(Excerpts from an interface dataset)
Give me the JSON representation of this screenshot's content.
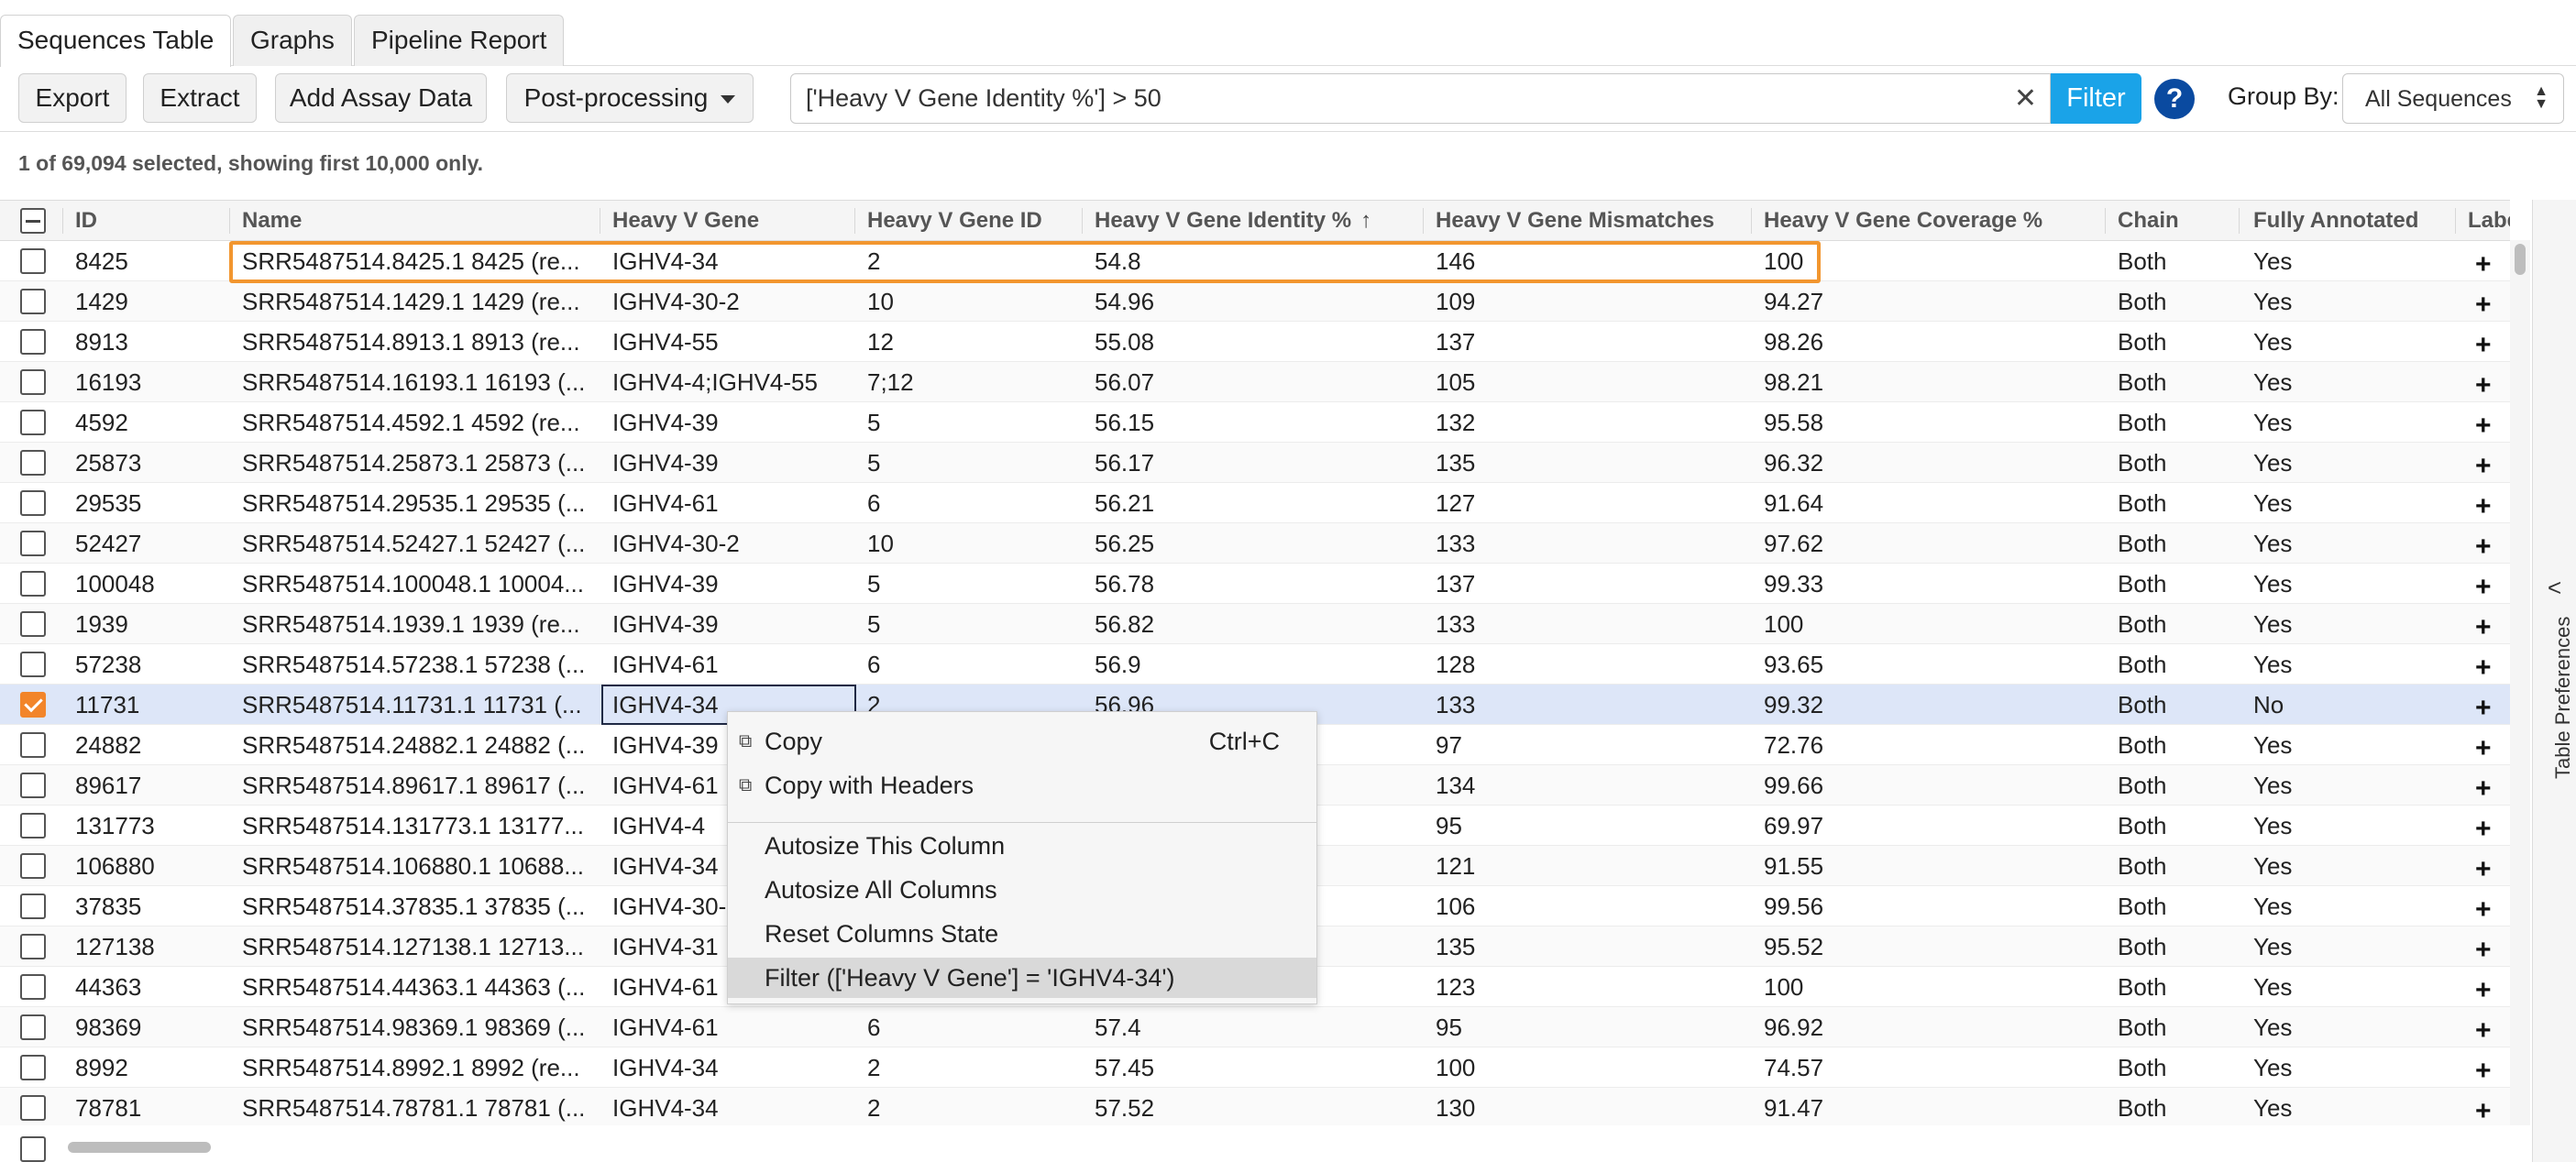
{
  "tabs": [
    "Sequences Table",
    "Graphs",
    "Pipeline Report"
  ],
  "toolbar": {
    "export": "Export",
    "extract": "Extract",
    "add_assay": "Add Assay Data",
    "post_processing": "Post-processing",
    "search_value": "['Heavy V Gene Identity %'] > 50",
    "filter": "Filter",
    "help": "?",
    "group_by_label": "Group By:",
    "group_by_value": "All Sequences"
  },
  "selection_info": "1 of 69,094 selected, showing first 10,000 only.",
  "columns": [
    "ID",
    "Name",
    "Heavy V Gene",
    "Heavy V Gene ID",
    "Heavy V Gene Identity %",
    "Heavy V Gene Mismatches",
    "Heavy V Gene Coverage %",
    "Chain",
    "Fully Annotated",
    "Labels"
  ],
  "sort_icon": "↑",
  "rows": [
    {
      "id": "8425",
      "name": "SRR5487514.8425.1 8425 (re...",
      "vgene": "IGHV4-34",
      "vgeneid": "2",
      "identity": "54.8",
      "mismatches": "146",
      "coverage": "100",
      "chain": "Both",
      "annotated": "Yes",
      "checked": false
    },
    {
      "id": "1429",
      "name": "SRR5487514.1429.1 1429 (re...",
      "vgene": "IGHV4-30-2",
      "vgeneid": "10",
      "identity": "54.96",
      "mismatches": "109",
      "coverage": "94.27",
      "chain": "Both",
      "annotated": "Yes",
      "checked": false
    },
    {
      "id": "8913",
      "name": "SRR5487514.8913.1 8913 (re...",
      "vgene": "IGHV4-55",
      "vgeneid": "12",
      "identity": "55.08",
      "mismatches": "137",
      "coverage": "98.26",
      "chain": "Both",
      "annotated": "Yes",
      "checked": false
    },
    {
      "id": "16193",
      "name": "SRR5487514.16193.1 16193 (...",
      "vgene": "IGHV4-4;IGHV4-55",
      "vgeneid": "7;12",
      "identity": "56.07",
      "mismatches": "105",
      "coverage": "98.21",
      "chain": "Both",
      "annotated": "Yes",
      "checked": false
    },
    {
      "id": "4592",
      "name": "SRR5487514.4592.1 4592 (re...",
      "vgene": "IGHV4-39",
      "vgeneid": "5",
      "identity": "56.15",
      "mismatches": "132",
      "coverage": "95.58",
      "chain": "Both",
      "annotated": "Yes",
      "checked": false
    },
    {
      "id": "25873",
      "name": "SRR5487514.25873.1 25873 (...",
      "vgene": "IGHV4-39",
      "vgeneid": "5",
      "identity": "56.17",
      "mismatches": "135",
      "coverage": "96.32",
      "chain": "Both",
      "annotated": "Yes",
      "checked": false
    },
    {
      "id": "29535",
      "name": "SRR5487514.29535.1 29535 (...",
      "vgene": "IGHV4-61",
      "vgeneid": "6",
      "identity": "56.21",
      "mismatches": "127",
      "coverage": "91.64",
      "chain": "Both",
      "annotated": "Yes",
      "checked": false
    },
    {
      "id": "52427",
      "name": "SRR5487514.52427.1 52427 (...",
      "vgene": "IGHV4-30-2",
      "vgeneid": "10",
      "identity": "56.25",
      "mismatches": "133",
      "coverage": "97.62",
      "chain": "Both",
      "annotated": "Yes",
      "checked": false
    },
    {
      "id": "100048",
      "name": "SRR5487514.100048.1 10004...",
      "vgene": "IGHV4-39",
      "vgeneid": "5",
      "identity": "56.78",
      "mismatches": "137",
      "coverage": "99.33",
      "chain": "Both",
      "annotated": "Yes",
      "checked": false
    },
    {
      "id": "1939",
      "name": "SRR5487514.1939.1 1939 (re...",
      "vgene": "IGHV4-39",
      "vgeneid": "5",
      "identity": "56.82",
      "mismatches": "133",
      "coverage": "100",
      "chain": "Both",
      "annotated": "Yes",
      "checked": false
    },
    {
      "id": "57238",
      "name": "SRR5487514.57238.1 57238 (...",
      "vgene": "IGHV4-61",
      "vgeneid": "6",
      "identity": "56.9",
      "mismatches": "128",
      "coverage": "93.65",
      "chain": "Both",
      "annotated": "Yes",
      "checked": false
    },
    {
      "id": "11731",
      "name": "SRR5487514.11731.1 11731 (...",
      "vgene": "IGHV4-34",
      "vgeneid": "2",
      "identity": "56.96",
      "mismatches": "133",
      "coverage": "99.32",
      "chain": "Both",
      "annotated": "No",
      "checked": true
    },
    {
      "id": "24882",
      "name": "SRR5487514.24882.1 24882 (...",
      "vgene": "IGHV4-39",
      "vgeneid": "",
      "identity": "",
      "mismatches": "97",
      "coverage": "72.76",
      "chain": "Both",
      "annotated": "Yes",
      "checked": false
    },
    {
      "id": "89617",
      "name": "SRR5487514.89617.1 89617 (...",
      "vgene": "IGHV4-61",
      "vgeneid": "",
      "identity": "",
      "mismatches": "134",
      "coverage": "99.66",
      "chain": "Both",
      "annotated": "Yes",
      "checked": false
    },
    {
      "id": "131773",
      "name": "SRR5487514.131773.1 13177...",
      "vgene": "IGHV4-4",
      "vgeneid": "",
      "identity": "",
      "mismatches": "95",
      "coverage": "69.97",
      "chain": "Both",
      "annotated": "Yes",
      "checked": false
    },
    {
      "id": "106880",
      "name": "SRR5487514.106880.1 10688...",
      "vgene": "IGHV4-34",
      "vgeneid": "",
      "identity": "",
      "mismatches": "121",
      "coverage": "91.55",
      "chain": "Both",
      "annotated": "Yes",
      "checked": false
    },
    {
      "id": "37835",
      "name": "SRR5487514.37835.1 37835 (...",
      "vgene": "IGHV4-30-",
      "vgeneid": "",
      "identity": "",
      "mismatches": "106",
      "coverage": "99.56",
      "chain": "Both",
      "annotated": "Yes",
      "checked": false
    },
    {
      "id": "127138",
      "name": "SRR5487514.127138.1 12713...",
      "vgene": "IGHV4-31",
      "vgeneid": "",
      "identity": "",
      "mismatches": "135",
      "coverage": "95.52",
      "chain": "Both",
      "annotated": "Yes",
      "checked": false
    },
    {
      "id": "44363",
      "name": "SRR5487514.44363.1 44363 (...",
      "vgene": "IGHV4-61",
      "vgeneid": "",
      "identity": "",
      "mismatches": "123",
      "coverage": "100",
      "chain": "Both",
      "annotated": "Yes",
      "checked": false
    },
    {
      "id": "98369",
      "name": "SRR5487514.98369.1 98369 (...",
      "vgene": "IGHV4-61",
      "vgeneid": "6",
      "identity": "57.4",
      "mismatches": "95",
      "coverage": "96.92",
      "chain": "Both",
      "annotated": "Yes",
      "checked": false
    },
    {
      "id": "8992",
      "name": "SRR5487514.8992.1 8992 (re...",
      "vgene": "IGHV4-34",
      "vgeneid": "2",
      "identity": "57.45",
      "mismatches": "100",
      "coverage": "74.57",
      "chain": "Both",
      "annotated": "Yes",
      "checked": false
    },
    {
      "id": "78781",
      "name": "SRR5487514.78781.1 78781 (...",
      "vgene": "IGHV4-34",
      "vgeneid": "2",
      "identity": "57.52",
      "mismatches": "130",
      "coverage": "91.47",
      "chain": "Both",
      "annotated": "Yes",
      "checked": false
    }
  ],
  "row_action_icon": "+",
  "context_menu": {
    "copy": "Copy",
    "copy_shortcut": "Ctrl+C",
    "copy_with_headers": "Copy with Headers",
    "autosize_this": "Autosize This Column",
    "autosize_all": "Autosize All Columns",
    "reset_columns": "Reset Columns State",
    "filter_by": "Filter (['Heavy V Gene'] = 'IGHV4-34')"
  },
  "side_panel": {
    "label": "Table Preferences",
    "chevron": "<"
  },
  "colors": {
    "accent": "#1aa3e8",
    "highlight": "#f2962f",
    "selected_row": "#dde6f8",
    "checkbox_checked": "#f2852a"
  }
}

==

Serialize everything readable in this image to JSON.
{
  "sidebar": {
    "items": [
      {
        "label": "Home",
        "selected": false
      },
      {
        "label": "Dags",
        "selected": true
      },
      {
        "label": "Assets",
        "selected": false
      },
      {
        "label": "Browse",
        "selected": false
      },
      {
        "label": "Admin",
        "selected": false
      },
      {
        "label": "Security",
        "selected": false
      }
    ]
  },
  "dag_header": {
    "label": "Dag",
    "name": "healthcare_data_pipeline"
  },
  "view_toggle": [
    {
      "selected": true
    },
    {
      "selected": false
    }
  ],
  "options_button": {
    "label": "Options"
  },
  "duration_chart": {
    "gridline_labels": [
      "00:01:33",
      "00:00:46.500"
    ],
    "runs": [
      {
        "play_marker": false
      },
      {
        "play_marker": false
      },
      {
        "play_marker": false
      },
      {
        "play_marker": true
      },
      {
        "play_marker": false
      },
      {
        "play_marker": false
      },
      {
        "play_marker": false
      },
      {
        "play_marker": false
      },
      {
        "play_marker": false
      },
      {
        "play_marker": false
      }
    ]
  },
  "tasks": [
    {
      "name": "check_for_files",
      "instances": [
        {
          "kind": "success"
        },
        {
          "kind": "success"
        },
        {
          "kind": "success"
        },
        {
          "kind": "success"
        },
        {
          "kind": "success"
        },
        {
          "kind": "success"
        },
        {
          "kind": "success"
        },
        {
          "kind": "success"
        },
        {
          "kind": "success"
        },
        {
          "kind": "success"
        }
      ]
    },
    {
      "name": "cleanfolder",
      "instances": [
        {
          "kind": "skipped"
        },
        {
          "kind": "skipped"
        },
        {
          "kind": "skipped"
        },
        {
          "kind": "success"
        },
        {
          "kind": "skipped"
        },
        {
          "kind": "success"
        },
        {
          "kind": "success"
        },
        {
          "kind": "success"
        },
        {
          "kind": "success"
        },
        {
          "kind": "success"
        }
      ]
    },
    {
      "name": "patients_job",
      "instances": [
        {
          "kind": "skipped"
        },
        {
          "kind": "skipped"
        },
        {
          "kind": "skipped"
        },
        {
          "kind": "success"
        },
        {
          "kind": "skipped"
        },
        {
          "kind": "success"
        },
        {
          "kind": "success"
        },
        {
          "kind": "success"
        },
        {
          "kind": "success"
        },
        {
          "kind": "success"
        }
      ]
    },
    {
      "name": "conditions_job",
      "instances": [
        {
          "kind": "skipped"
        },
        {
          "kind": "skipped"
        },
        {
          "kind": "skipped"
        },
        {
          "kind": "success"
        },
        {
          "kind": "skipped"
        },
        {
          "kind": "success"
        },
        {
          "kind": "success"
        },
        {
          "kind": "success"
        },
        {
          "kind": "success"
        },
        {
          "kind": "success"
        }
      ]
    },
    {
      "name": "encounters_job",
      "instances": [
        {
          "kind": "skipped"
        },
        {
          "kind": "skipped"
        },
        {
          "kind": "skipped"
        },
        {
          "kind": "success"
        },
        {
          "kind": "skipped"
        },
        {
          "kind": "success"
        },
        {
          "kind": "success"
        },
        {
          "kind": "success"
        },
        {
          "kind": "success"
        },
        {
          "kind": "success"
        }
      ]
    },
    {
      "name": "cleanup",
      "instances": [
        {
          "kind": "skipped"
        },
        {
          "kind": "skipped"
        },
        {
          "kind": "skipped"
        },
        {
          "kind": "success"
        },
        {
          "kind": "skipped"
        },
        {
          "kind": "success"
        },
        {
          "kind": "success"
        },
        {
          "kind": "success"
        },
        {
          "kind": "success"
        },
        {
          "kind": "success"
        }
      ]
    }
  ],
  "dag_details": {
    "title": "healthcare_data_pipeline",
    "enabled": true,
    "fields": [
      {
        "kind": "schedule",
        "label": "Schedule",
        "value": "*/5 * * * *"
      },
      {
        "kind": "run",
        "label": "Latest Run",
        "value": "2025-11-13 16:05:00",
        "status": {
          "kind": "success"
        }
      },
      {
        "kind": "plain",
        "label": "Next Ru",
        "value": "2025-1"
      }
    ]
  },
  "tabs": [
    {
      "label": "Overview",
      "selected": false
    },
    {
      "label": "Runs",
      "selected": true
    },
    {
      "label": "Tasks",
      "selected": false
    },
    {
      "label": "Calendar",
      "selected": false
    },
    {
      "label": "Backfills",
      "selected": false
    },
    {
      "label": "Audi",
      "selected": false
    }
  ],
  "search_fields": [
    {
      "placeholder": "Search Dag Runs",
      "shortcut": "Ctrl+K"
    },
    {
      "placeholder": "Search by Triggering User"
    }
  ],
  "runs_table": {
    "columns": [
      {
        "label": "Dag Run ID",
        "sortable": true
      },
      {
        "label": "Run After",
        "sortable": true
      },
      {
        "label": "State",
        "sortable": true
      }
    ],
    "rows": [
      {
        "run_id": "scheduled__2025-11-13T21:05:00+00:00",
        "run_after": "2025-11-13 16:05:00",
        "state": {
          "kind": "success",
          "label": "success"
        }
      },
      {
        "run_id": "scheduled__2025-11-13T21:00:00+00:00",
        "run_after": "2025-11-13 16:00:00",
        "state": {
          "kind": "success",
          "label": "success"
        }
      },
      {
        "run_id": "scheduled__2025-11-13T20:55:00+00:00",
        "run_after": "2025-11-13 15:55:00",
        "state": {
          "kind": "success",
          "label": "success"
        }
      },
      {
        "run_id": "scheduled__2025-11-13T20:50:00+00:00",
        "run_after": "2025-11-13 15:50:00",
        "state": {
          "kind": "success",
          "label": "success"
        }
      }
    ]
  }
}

Requirement: Every line that holds the word "Filter" should be copied from the records above.

Result of this exercise:
    "filter": "Filter",
    "filter_by": "Filter (['Heavy V Gene'] = 'IGHV4-34')"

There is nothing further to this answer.